Your answer should be a single number: the count of lines that include "Percentage".
......
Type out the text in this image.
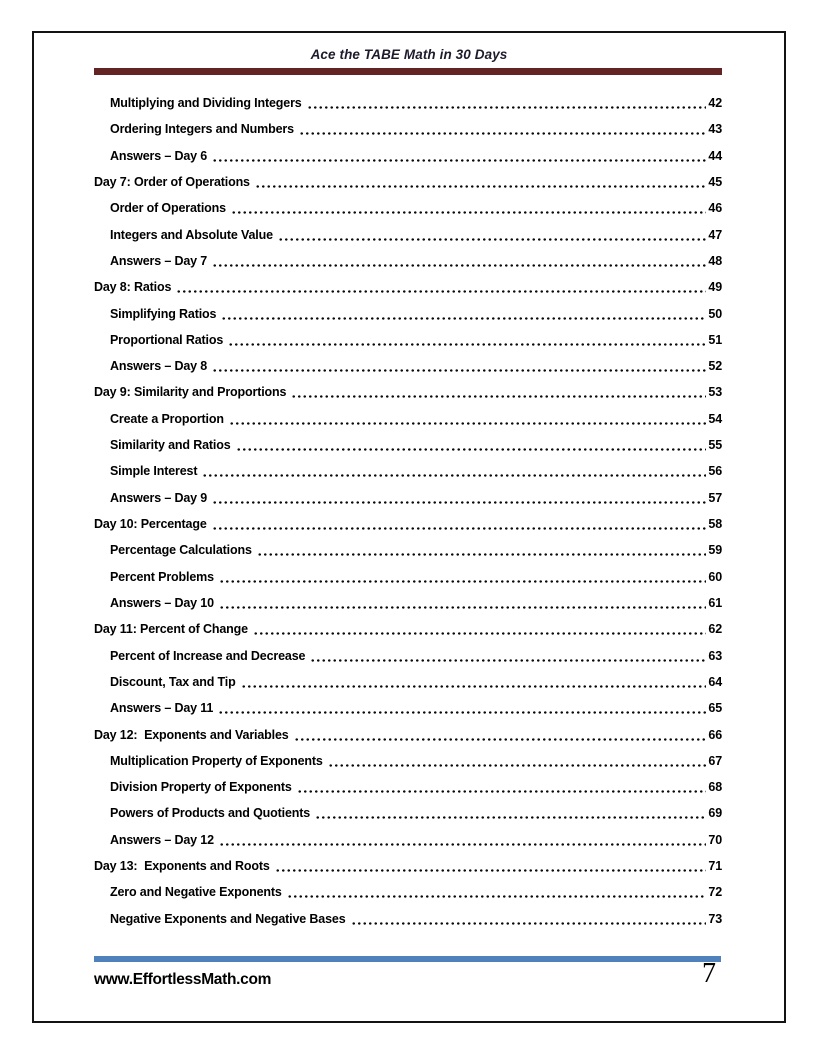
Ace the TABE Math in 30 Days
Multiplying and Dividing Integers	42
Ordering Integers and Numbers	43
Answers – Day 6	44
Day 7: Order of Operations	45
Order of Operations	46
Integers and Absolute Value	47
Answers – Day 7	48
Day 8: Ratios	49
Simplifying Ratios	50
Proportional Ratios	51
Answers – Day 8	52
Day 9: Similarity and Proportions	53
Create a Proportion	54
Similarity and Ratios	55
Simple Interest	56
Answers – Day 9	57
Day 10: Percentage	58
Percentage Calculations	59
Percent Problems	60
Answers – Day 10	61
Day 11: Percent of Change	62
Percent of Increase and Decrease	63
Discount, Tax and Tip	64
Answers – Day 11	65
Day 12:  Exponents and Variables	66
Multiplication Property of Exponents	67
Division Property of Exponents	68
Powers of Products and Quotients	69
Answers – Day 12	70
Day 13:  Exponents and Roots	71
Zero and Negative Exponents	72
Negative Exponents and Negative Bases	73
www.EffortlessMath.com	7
......
FINAL RESULT: 2